══ DATA LISTING ══

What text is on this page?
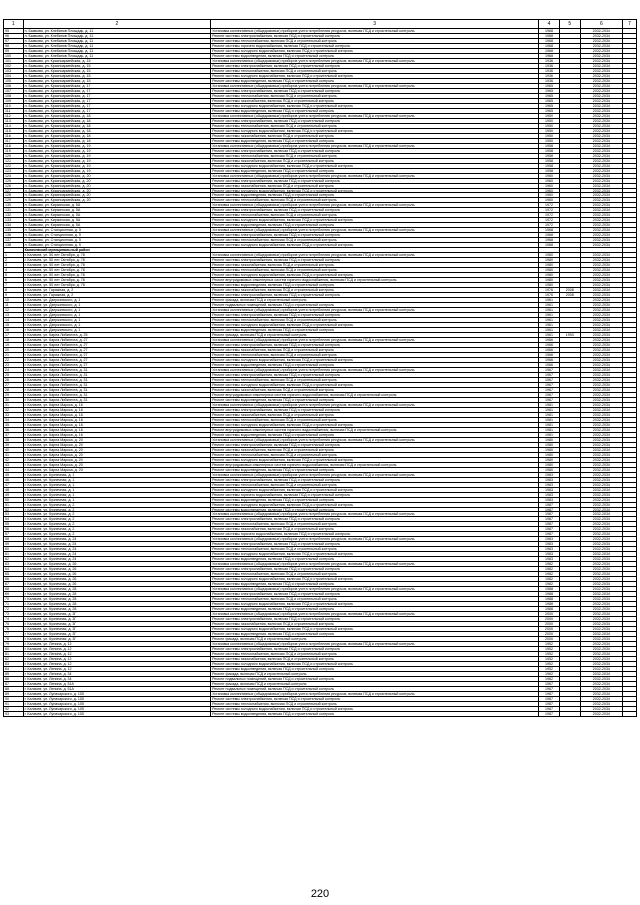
1	2	3	4	5	6	7
95	п. Бывково, ул. Клебанов Площадь, д. 11	Установка коллективных (общедомовых) приборов учета потребления ресурсов, включая ПСД и строительный контроль	1968		2032-2034	
96	п. Бывково, ул. Клебанов Площадь, д. 11	Ремонт системы электроснабжения, включая ПСД и строительный контроль	1968		2032-2034	
97	п. Бывково, ул. Клебанов Площадь, д. 11	Ремонт системы теплоснабжения, включая ПСД и строительный контроль	1968		2032-2034	
98	п. Бывково, ул. Клебанов Площадь, д. 11	Ремонт системы горячего водоснабжения, включая ПСД и строительный контроль	1968		2032-2034	
99	п. Бывково, ул. Клебанов Площадь, д. 11	Ремонт системы холодного водоснабжения, включая ПСД и строительный контроль	1968		2032-2034	
100	п. Бывково, ул. Клебанов Площадь, д. 11	Ремонт системы водоотведения, включая ПСД и строительный контроль	1968		2032-2034	
101	п. Бывково, ул. Красноармейская, д. 15	Установка коллективных (общедомовых) приборов учета потребления ресурсов, включая ПСД и строительный контроль	1936		2032-2034	
102	п. Бывково, ул. Красноармейская, д. 15	Ремонт системы электроснабжения, включая ПСД и строительный контроль	1936		2032-2034	
103	п. Бывково, ул. Красноармейская, д. 15	Ремонт системы теплоснабжения, включая ПСД и строительный контроль	1936		2032-2034	
104	п. Бывково, ул. Красноармейская, д. 15	Ремонт системы холодного водоснабжения, включая ПСД и строительный контроль	1936		2032-2034	
105	п. Бывково, ул. Красноармейская, д. 15	Ремонт системы водоотведения, включая ПСД и строительный контроль	1936		2032-2034	
106	п. Бывково, ул. Красноармейская, д. 17	Установка коллективных (общедомовых) приборов учета потребления ресурсов, включая ПСД и строительный контроль	1965		2032-2034	
107	п. Бывково, ул. Красноармейская, д. 17	Ремонт системы электроснабжения, включая ПСД и строительный контроль	1965		2032-2034	
108	п. Бывково, ул. Красноармейская, д. 17	Ремонт системы теплоснабжения, включая ПСД и строительный контроль	1965		2032-2034	
109	п. Бывково, ул. Красноармейская, д. 17	Ремонт системы газоснабжения, включая ПСД и строительный контроль	1965		2032-2034	
110	п. Бывково, ул. Красноармейская, д. 17	Ремонт системы холодного водоснабжения, включая ПСД и строительный контроль	1965		2032-2034	
111	п. Бывково, ул. Красноармейская, д. 17	Ремонт системы водоотведения, включая ПСД и строительный контроль	1965		2032-2034	
112	п. Бывково, ул. Красноармейская, д. 18	Установка коллективных (общедомовых) приборов учета потребления ресурсов, включая ПСД и строительный контроль	1950		2032-2034	
113	п. Бывково, ул. Красноармейская, д. 18	Ремонт системы электроснабжения, включая ПСД и строительный контроль	1950		2032-2034	
114	п. Бывково, ул. Красноармейская, д. 18	Ремонт системы теплоснабжения, включая ПСД и строительный контроль	1950		2032-2034	
115	п. Бывково, ул. Красноармейская, д. 18	Ремонт системы холодного водоснабжения, включая ПСД и строительный контроль	1950		2032-2034	
116	п. Бывково, ул. Красноармейская, д. 18	Ремонт системы газоснабжения, включая ПСД и строительный контроль	1950		2032-2034	
117	п. Бывково, ул. Красноармейская, д. 18	Ремонт системы водоотведения, включая ПСД и строительный контроль	1950		2032-2034	
118	п. Бывково, ул. Красноармейская, д. 19	Установка коллективных (общедомовых) приборов учета потребления ресурсов, включая ПСД и строительный контроль	1958		2032-2034	
119	п. Бывково, ул. Красноармейская, д. 19	Ремонт системы электроснабжения, включая ПСД и строительный контроль	1958		2032-2034	
120	п. Бывково, ул. Красноармейская, д. 19	Ремонт системы теплоснабжения, включая ПСД и строительный контроль	1958		2032-2034	
121	п. Бывково, ул. Красноармейская, д. 19	Ремонт системы газоснабжения, включая ПСД и строительный контроль	1958		2032-2034	
122	п. Бывково, ул. Красноармейская, д. 19	Ремонт системы холодного водоснабжения, включая ПСД и строительный контроль	1958		2032-2034	
123	п. Бывково, ул. Красноармейская, д. 19	Ремонт системы водоотведения, включая ПСД и строительный контроль	1958		2032-2034	
124	п. Бывково, ул. Красноармейская, д. 20	Установка коллективных (общедомовых) приборов учета потребления ресурсов, включая ПСД и строительный контроль	1960		2032-2034	
125	п. Бывково, ул. Красноармейская, д. 20	Ремонт системы электроснабжения, включая ПСД и строительный контроль	1960		2032-2034	
126	п. Бывково, ул. Красноармейская, д. 20	Ремонт системы газоснабжения, включая ПСД и строительный контроль	1960		2032-2034	
127	п. Бывково, ул. Красноармейская, д. 20	Ремонт системы холодного водоснабжения, включая ПСД и строительный контроль	1960		2032-2034	
128	п. Бывково, ул. Красноармейская, д. 20	Ремонт системы водоотведения, включая ПСД и строительный контроль	1960		2032-2034	
129	п. Бывково, ул. Красноармейская, д. 20	Ремонт системы теплоснабжения, включая ПСД и строительный контроль	1960		2032-2034	
130	п. Бывково, ул. Кирзинская, д. 5А	Установка коллективных (общедомовых) приборов учета потребления ресурсов, включая ПСД и строительный контроль	1972		2032-2034	
131	п. Бывково, ул. Кирзинская, д. 5А	Ремонт системы электроснабжения, включая ПСД и строительный контроль	1972		2032-2034	
132	п. Бывково, ул. Кирзинская, д. 5А	Ремонт системы теплоснабжения, включая ПСД и строительный контроль	1972		2032-2034	
133	п. Бывково, ул. Кирзинская, д. 5А	Ремонт системы холодного водоснабжения, включая ПСД и строительный контроль	1972		2032-2034	
134	п. Бывково, ул. Кирзинская, д. 5А	Ремонт системы водоотведения, включая ПСД и строительный контроль	1972		2032-2034	
135	п. Бывково, ул. Станционная, д. 5	Установка коллективных (общедомовых) приборов учета потребления ресурсов, включая ПСД и строительный контроль	1968		2032-2034	
136	п. Бывково, ул. Станционная, д. 5	Ремонт системы электроснабжения, включая ПСД и строительный контроль	1968		2032-2034	
137	п. Бывково, ул. Станционная, д. 5	Ремонт системы теплоснабжения, включая ПСД и строительный контроль	1968		2032-2034	
138	п. Бывково, ул. Станционная, д. 5	Ремонт системы холодного водоснабжения, включая ПСД и строительный контроль	1968		2032-2034	
	Калачевский муниципальный район					
1	г. Калачев, ул. 50 лет Октября, д. 78	Установка коллективных (общедомовых) приборов учета потребления ресурсов, включая ПСД и строительный контроль	1980		2032-2034	
2	г. Калачев, ул. 50 лет Октября, д. 78	Ремонт системы электроснабжения, включая ПСД и строительный контроль	1980		2032-2034	
3	г. Калачев, ул. 50 лет Октября, д. 78	Ремонт системы газоснабжения, включая ПСД и строительный контроль	1980		2032-2034	
4	г. Калачев, ул. 50 лет Октября, д. 78	Ремонт системы теплоснабжения, включая ПСД и строительный контроль	1980		2032-2034	
5	г. Калачев, ул. 50 лет Октября, д. 78	Ремонт системы холодного водоснабжения, включая ПСД и строительный контроль	1980		2032-2034	
6	г. Калачев, ул. 50 лет Октября, д. 78	Ремонт внутридомовых инженерных систем горячего водоснабжения, включая ПСД и строительный контроль	1980		2032-2034	
7	г. Калачев, ул. 50 лет Октября, д. 78	Ремонт системы водоотведения, включая ПСД и строительный контроль	1980		2032-2034	
8	г. Калачев, ул. Гаражная, д. 2	Ремонт системы газоснабжения, включая ПСД и строительный контроль	1976	2008	2032-2034	
9	г. Калачев, ул. Гаражная, д. 2	Ремонт системы электроснабжения, включая ПСД и строительный контроль	1976	2008	2032-2034	
10	г. Калачев, ул. Дзержинского, д. 1	Ремонт фасада, включая ПСД и строительный контроль	1961		2032-2034	
11	г. Калачев, ул. Дзержинского, д. 1	Ремонт подвальных помещений, включая ПСД и строительный контроль	1961		2032-2034	
12	г. Калачев, ул. Дзержинского, д. 1	Установка коллективных (общедомовых) приборов учета потребления ресурсов, включая ПСД и строительный контроль	1961		2032-2034	
13	г. Калачев, ул. Дзержинского, д. 1	Ремонт системы электроснабжения, включая ПСД и строительный контроль	1961		2032-2034	
14	г. Калачев, ул. Дзержинского, д. 1	Ремонт системы теплоснабжения, включая ПСД и строительный контроль	1961		2032-2034	
15	г. Калачев, ул. Дзержинского, д. 1	Ремонт системы холодного водоснабжения, включая ПСД и строительный контроль	1961		2032-2034	
16	г. Калачев, ул. Дзержинского, д. 1	Ремонт системы водоотведения, включая ПСД и строительный контроль	1961		2032-2034	
17	г. Калачев, ул. Карла Либкнехта, д. 25	Ремонт фасада, включая ПСД и строительный контроль	1961	1993	2032-2034	
18	г. Калачев, ул. Карла Либкнехта, д. 27	Установка коллективных (общедомовых) приборов учета потребления ресурсов, включая ПСД и строительный контроль	1966		2032-2034	
19	г. Калачев, ул. Карла Либкнехта, д. 27	Ремонт системы электроснабжения, включая ПСД и строительный контроль	1966		2032-2034	
20	г. Калачев, ул. Карла Либкнехта, д. 27	Ремонт системы газоснабжения, включая ПСД и строительный контроль	1966		2032-2034	
21	г. Калачев, ул. Карла Либкнехта, д. 27	Ремонт системы теплоснабжения, включая ПСД и строительный контроль	1966		2032-2034	
22	г. Калачев, ул. Карла Либкнехта, д. 27	Ремонт системы холодного водоснабжения, включая ПСД и строительный контроль	1966		2032-2034	
23	г. Калачев, ул. Карла Либкнехта, д. 27	Ремонт системы водоотведения, включая ПСД и строительный контроль	1966		2032-2034	
24	г. Калачев, ул. Карла Либкнехта, д. 31	Установка коллективных (общедомовых) приборов учета потребления ресурсов, включая ПСД и строительный контроль	1967		2032-2034	
25	г. Калачев, ул. Карла Либкнехта, д. 31	Ремонт системы электроснабжения, включая ПСД и строительный контроль	1967		2032-2034	
26	г. Калачев, ул. Карла Либкнехта, д. 31	Ремонт системы теплоснабжения, включая ПСД и строительный контроль	1967		2032-2034	
27	г. Калачев, ул. Карла Либкнехта, д. 31	Ремонт системы холодного водоснабжения, включая ПСД и строительный контроль	1967		2032-2034	
28	г. Калачев, ул. Карла Либкнехта, д. 31	Ремонт системы газоснабжения, включая ПСД и строительный контроль	1967		2032-2034	
29	г. Калачев, ул. Карла Либкнехта, д. 31	Ремонт внутридомовых инженерных систем горячего водоснабжения, включая ПСД и строительный контроль	1967		2032-2034	
30	г. Калачев, ул. Карла Либкнехта, д. 31	Ремонт системы водоотведения, включая ПСД и строительный контроль	1967		2032-2034	
31	г. Калачев, ул. Карла Маркса, д. 16	Установка коллективных (общедомовых) приборов учета потребления ресурсов, включая ПСД и строительный контроль	1981		2032-2034	
32	г. Калачев, ул. Карла Маркса, д. 16	Ремонт системы электроснабжения, включая ПСД и строительный контроль	1981		2032-2034	
33	г. Калачев, ул. Карла Маркса, д. 16	Ремонт системы газоснабжения, включая ПСД и строительный контроль	1981		2032-2034	
34	г. Калачев, ул. Карла Маркса, д. 16	Ремонт системы теплоснабжения, включая ПСД и строительный контроль	1981		2032-2034	
35	г. Калачев, ул. Карла Маркса, д. 16	Ремонт системы холодного водоснабжения, включая ПСД и строительный контроль	1981		2032-2034	
36	г. Калачев, ул. Карла Маркса, д. 16	Ремонт внутридомовых инженерных систем горячего водоснабжения, включая ПСД и строительный контроль	1981		2032-2034	
37	г. Калачев, ул. Карла Маркса, д. 16	Ремонт системы водоотведения, включая ПСД и строительный контроль	1981		2032-2034	
38	г. Калачев, ул. Карла Маркса, д. 20	Установка коллективных (общедомовых) приборов учета потребления ресурсов, включая ПСД и строительный контроль	1980		2032-2034	
39	г. Калачев, ул. Карла Маркса, д. 20	Ремонт системы электроснабжения, включая ПСД и строительный контроль	1980		2032-2034	
40	г. Калачев, ул. Карла Маркса, д. 20	Ремонт системы газоснабжения, включая ПСД и строительный контроль	1980		2032-2034	
41	г. Калачев, ул. Карла Маркса, д. 20	Ремонт системы теплоснабжения, включая ПСД и строительный контроль	1980		2032-2034	
42	г. Калачев, ул. Карла Маркса, д. 20	Ремонт системы холодного водоснабжения, включая ПСД и строительный контроль	1980		2032-2034	
43	г. Калачев, ул. Карла Маркса, д. 20	Ремонт внутридомовых инженерных систем горячего водоснабжения, включая ПСД и строительный контроль	1980		2032-2034	
44	г. Калачев, ул. Карла Маркса, д. 20	Ремонт системы водоотведения, включая ПСД и строительный контроль	1980		2032-2034	
45	г. Калачев, ул. Кузнечная, д. 1	Установка коллективных (общедомовых) приборов учета потребления ресурсов, включая ПСД и строительный контроль	1983		2032-2034	
46	г. Калачев, ул. Кузнечная, д. 1	Ремонт системы электроснабжения, включая ПСД и строительный контроль	1983		2032-2034	
47	г. Калачев, ул. Кузнечная, д. 1	Ремонт системы теплоснабжения, включая ПСД и строительный контроль	1983		2032-2034	
48	г. Калачев, ул. Кузнечная, д. 1	Ремонт системы холодного водоснабжения, включая ПСД и строительный контроль	1983		2032-2034	
49	г. Калачев, ул. Кузнечная, д. 1	Ремонт системы горячего водоснабжения, включая ПСД и строительный контроль	1983		2032-2034	
50	г. Калачев, ул. Кузнечная, д. 1	Ремонт системы водоотведения, включая ПСД и строительный контроль	1983		2032-2034	
51	г. Калачев, ул. Кузнечная, д. 2	Ремонт системы холодного водоснабжения, включая ПСД и строительный контроль	1987		2032-2034	
52	г. Калачев, ул. Кузнечная, д. 2	Ремонт системы водоотведения, включая ПСД и строительный контроль	1987		2032-2034	
53	г. Калачев, ул. Кузнечная, д. 2	Установка коллективных (общедомовых) приборов учета потребления ресурсов, включая ПСД и строительный контроль	1987		2032-2034	
54	г. Калачев, ул. Кузнечная, д. 2	Ремонт системы электроснабжения, включая ПСД и строительный контроль	1987		2032-2034	
55	г. Калачев, ул. Кузнечная, д. 2	Ремонт системы теплоснабжения, включая ПСД и строительный контроль	1987		2032-2034	
56	г. Калачев, ул. Кузнечная, д. 2	Ремонт системы газоснабжения, включая ПСД и строительный контроль	1987		2032-2034	
57	г. Калачев, ул. Кузнечная, д. 2	Ремонт системы горячего водоснабжения, включая ПСД и строительный контроль	1987		2032-2034	
58	г. Калачев, ул. Кузнечная, д. 24	Установка коллективных (общедомовых) приборов учета потребления ресурсов, включая ПСД и строительный контроль	1983		2032-2034	
59	г. Калачев, ул. Кузнечная, д. 24	Ремонт системы электроснабжения, включая ПСД и строительный контроль	1983		2032-2034	
60	г. Калачев, ул. Кузнечная, д. 24	Ремонт системы теплоснабжения, включая ПСД и строительный контроль	1983		2032-2034	
61	г. Калачев, ул. Кузнечная, д. 24	Ремонт системы холодного водоснабжения, включая ПСД и строительный контроль	1983		2032-2034	
62	г. Калачев, ул. Кузнечная, д. 24	Ремонт системы водоотведения, включая ПСД и строительный контроль	1983		2032-2034	
63	г. Калачев, ул. Кузнечная, д. 26	Установка коллективных (общедомовых) приборов учета потребления ресурсов, включая ПСД и строительный контроль	1982		2032-2034	
64	г. Калачев, ул. Кузнечная, д. 26	Ремонт системы электроснабжения, включая ПСД и строительный контроль	1982		2032-2034	
65	г. Калачев, ул. Кузнечная, д. 26	Ремонт системы теплоснабжения, включая ПСД и строительный контроль	1982		2032-2034	
66	г. Калачев, ул. Кузнечная, д. 26	Ремонт системы холодного водоснабжения, включая ПСД и строительный контроль	1982		2032-2034	
67	г. Калачев, ул. Кузнечная, д. 26	Ремонт системы водоотведения, включая ПСД и строительный контроль	1982		2032-2034	
68	г. Калачев, ул. Кузнечная, д. 28	Установка коллективных (общедомовых) приборов учета потребления ресурсов, включая ПСД и строительный контроль	1988		2032-2034	
69	г. Калачев, ул. Кузнечная, д. 28	Ремонт системы электроснабжения, включая ПСД и строительный контроль	1988		2032-2034	
70	г. Калачев, ул. Кузнечная, д. 28	Ремонт системы теплоснабжения, включая ПСД и строительный контроль	1988		2032-2034	
71	г. Калачев, ул. Кузнечная, д. 28	Ремонт системы холодного водоснабжения, включая ПСД и строительный контроль	1988		2032-2034	
72	г. Калачев, ул. Кузнечная, д. 28	Ремонт системы водоотведения, включая ПСД и строительный контроль	1988		2032-2034	
73	г. Калачев, ул. Кузнечная, д. 3Г	Установка коллективных (общедомовых) приборов учета потребления ресурсов, включая ПСД и строительный контроль	2000		2032-2034	
74	г. Калачев, ул. Кузнечная, д. 3Г	Ремонт системы электроснабжения, включая ПСД и строительный контроль	2000		2032-2034	
75	г. Калачев, ул. Кузнечная, д. 3Г	Ремонт системы газоснабжения, включая ПСД и строительный контроль	2000		2032-2034	
76	г. Калачев, ул. Кузнечная, д. 3Г	Ремонт системы холодного водоснабжения, включая ПСД и строительный контроль	2000		2032-2034	
77	г. Калачев, ул. Кузнечная, д. 3Г	Ремонт системы водоотведения, включая ПСД и строительный контроль	2000		2032-2034	
78	г. Калачев, ул. Кузнечная, д. 3Г	Ремонт фасада, включая ПСД и строительный контроль	2000		2032-2034	
79	г. Калачев, ул. Ленина, д. 12	Установка коллективных (общедомовых) приборов учета потребления ресурсов, включая ПСД и строительный контроль	1952		2032-2034	
80	г. Калачев, ул. Ленина, д. 12	Ремонт системы электроснабжения, включая ПСД и строительный контроль	1952		2032-2034	
81	г. Калачев, ул. Ленина, д. 12	Ремонт системы теплоснабжения, включая ПСД и строительный контроль	1952		2032-2034	
82	г. Калачев, ул. Ленина, д. 12	Ремонт системы газоснабжения, включая ПСД и строительный контроль	1952		2032-2034	
83	г. Калачев, ул. Ленина, д. 12	Ремонт системы холодного водоснабжения, включая ПСД и строительный контроль	1952		2032-2034	
84	г. Калачев, ул. Ленина, д. 12	Ремонт системы водоотведения, включая ПСД и строительный контроль	1952		2032-2034	
85	г. Калачев, ул. Ленина, д. 34	Ремонт фасада, включая ПСД и строительный контроль	1962		2032-2034	
86	г. Калачев, ул. Ленина, д. 34	Ремонт подвальных помещений, включая ПСД и строительный контроль	1962		2032-2034	
87	г. Калачев, ул. Ленина, д. 51А	Ремонт фасада, включая ПСД и строительный контроль	1967		2032-2034	
88	г. Калачев, ул. Ленина, д. 51А	Ремонт подвальных помещений, включая ПСД и строительный контроль	1967		2032-2034	
89	г. Калачев, ул. Луначарского, д. 105	Установка коллективных (общедомовых) приборов учета потребления ресурсов, включая ПСД и строительный контроль	1987		2032-2034	
90	г. Калачев, ул. Луначарского, д. 105	Ремонт системы электроснабжения, включая ПСД и строительный контроль	1987		2032-2034	
91	г. Калачев, ул. Луначарского, д. 105	Ремонт системы теплоснабжения, включая ПСД и строительный контроль	1987		2032-2034	
92	г. Калачев, ул. Луначарского, д. 105	Ремонт системы холодного водоснабжения, включая ПСД и строительный контроль	1987		2032-2034	
93	г. Калачев, ул. Луначарского, д. 105	Ремонт системы водоотведения, включая ПСД и строительный контроль	1987		2032-2034	
220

═══

Gather up every line in the data above that contains the word "Гаражная", copying each one.

FINISHED EXERCISE:
8	г. Калачев, ул. Гаражная, д. 2	Ремонт системы газоснабжения, включая ПСД и строительный контроль	1976	2008	2032-2034	
9	г. Калачев, ул. Гаражная, д. 2	Ремонт системы электроснабжения, включая ПСД и строительный контроль	1976	2008	2032-2034	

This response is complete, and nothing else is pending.